** start MATERIAL SHOWN **

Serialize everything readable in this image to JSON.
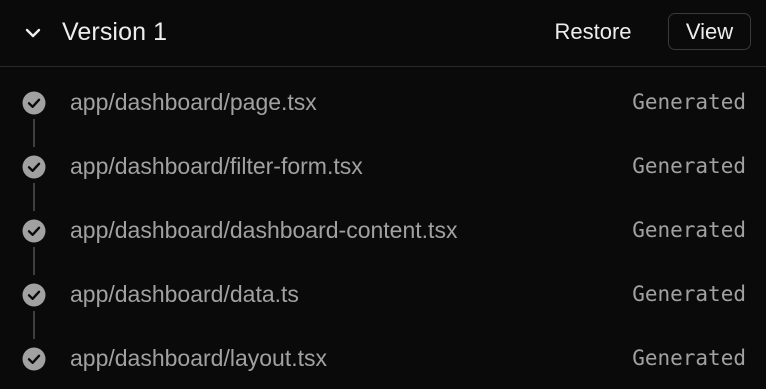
{
  "version": {
    "title": "Version 1",
    "restore_label": "Restore",
    "view_label": "View",
    "expand_icon": "chevron-down-icon"
  },
  "files": [
    {
      "path": "app/dashboard/page.tsx",
      "status": "Generated"
    },
    {
      "path": "app/dashboard/filter-form.tsx",
      "status": "Generated"
    },
    {
      "path": "app/dashboard/dashboard-content.tsx",
      "status": "Generated"
    },
    {
      "path": "app/dashboard/data.ts",
      "status": "Generated"
    },
    {
      "path": "app/dashboard/layout.tsx",
      "status": "Generated"
    }
  ],
  "colors": {
    "background": "#0a0a0a",
    "text_primary": "#ededed",
    "text_secondary": "#a1a1a1",
    "check_fill": "#a1a1a1",
    "border": "#2a2a2a"
  }
}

** end MATERIAL SHOWN **

SET EXERCISE » All of the data needs repeating exactly, but the pictures do not.

RESULT OF THIS EXERCISE »
Serialize everything readable in this image to JSON.
{
  "version": {
    "title": "Version 1",
    "restore_label": "Restore",
    "view_label": "View",
    "expand_icon": "chevron-down-icon"
  },
  "files": [
    {
      "path": "app/dashboard/page.tsx",
      "status": "Generated"
    },
    {
      "path": "app/dashboard/filter-form.tsx",
      "status": "Generated"
    },
    {
      "path": "app/dashboard/dashboard-content.tsx",
      "status": "Generated"
    },
    {
      "path": "app/dashboard/data.ts",
      "status": "Generated"
    },
    {
      "path": "app/dashboard/layout.tsx",
      "status": "Generated"
    }
  ],
  "colors": {
    "background": "#0a0a0a",
    "text_primary": "#ededed",
    "text_secondary": "#a1a1a1",
    "check_fill": "#a1a1a1",
    "border": "#2a2a2a"
  }
}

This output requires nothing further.